[Your instructions] Each line of the listing that contains the word "value" is to be copied.

- - - - -

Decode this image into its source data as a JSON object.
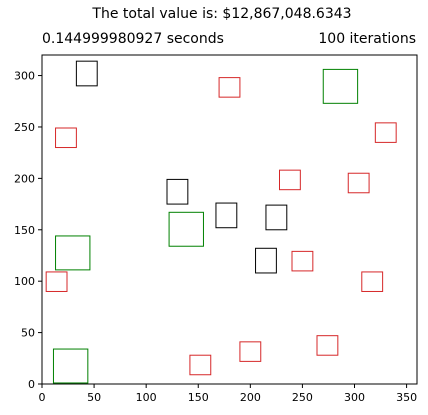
{
  "title": "The total value is: $12,867,048.6343",
  "subtitle_left": "0.144999980927 seconds",
  "subtitle_right": "100 iterations",
  "chart_data": {
    "type": "scatter",
    "title": "The total value is: $12,867,048.6343",
    "xlabel": "",
    "ylabel": "",
    "xlim": [
      0,
      360
    ],
    "ylim": [
      0,
      320
    ],
    "xticks": [
      0,
      50,
      100,
      150,
      200,
      250,
      300,
      350
    ],
    "yticks": [
      0,
      50,
      100,
      150,
      200,
      250,
      300
    ],
    "grid": false,
    "marker": "square (unfilled)",
    "colors": {
      "black": "#000000",
      "red": "#d62728",
      "green": "#008000"
    },
    "series": [
      {
        "name": "black",
        "color": "#000000",
        "boxes": [
          {
            "x": 33,
            "y": 290,
            "w": 20,
            "h": 24
          },
          {
            "x": 120,
            "y": 175,
            "w": 20,
            "h": 24
          },
          {
            "x": 167,
            "y": 152,
            "w": 20,
            "h": 24
          },
          {
            "x": 205,
            "y": 108,
            "w": 20,
            "h": 24
          },
          {
            "x": 215,
            "y": 150,
            "w": 20,
            "h": 24
          }
        ]
      },
      {
        "name": "red",
        "color": "#d62728",
        "boxes": [
          {
            "x": 170,
            "y": 279,
            "w": 20,
            "h": 19
          },
          {
            "x": 13,
            "y": 230,
            "w": 20,
            "h": 19
          },
          {
            "x": 320,
            "y": 235,
            "w": 20,
            "h": 19
          },
          {
            "x": 228,
            "y": 189,
            "w": 20,
            "h": 19
          },
          {
            "x": 294,
            "y": 186,
            "w": 20,
            "h": 19
          },
          {
            "x": 240,
            "y": 110,
            "w": 20,
            "h": 19
          },
          {
            "x": 4,
            "y": 90,
            "w": 20,
            "h": 19
          },
          {
            "x": 307,
            "y": 90,
            "w": 20,
            "h": 19
          },
          {
            "x": 264,
            "y": 28,
            "w": 20,
            "h": 19
          },
          {
            "x": 190,
            "y": 22,
            "w": 20,
            "h": 19
          },
          {
            "x": 142,
            "y": 9,
            "w": 20,
            "h": 19
          }
        ]
      },
      {
        "name": "green",
        "color": "#008000",
        "boxes": [
          {
            "x": 270,
            "y": 273,
            "w": 33,
            "h": 33
          },
          {
            "x": 122,
            "y": 134,
            "w": 33,
            "h": 33
          },
          {
            "x": 13,
            "y": 111,
            "w": 33,
            "h": 33
          },
          {
            "x": 11,
            "y": 1,
            "w": 33,
            "h": 33
          }
        ]
      }
    ]
  }
}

- - - - -

[Expected answer]
  "title": "The total value is: $12,867,048.6343",
    "title": "The total value is: $12,867,048.6343",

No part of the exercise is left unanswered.